### STATED EXERCISE
Retype every entry in its entirety, without alteration.

(Data records)

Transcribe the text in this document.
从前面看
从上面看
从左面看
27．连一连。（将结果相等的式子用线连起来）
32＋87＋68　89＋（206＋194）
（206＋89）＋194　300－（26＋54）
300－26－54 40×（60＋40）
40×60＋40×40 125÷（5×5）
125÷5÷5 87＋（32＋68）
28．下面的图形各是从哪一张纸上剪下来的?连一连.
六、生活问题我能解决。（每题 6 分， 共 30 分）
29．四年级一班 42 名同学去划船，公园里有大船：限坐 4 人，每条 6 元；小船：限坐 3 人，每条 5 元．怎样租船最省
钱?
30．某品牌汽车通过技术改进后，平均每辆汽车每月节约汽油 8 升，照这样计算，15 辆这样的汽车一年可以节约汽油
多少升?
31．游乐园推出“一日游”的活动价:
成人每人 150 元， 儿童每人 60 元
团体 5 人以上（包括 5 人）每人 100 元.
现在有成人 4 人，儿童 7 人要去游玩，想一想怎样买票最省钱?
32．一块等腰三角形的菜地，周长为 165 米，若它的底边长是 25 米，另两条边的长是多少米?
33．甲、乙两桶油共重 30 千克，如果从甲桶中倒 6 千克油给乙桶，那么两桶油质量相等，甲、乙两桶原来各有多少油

### FINAL RESULT
Transcribe the text in this document.
从前面看
从上面看
从左面看
27．连一连。（将结果相等的式子用线连起来）
32＋87＋68　89＋（206＋194）
（206＋89）＋194　300－（26＋54）
300－26－54 40×（60＋40）
40×60＋40×40 125÷（5×5）
125÷5÷5 87＋（32＋68）
28．下面的图形各是从哪一张纸上剪下来的?连一连.
六、生活问题我能解决。（每题 6 分， 共 30 分）
29．四年级一班 42 名同学去划船，公园里有大船：限坐 4 人，每条 6 元；小船：限坐 3 人，每条 5 元．怎样租船最省
钱?
30．某品牌汽车通过技术改进后，平均每辆汽车每月节约汽油 8 升，照这样计算，15 辆这样的汽车一年可以节约汽油
多少升?
31．游乐园推出“一日游”的活动价:
成人每人 150 元， 儿童每人 60 元
团体 5 人以上（包括 5 人）每人 100 元.
现在有成人 4 人，儿童 7 人要去游玩，想一想怎样买票最省钱?
32．一块等腰三角形的菜地，周长为 165 米，若它的底边长是 25 米，另两条边的长是多少米?
33．甲、乙两桶油共重 30 千克，如果从甲桶中倒 6 千克油给乙桶，那么两桶油质量相等，甲、乙两桶原来各有多少油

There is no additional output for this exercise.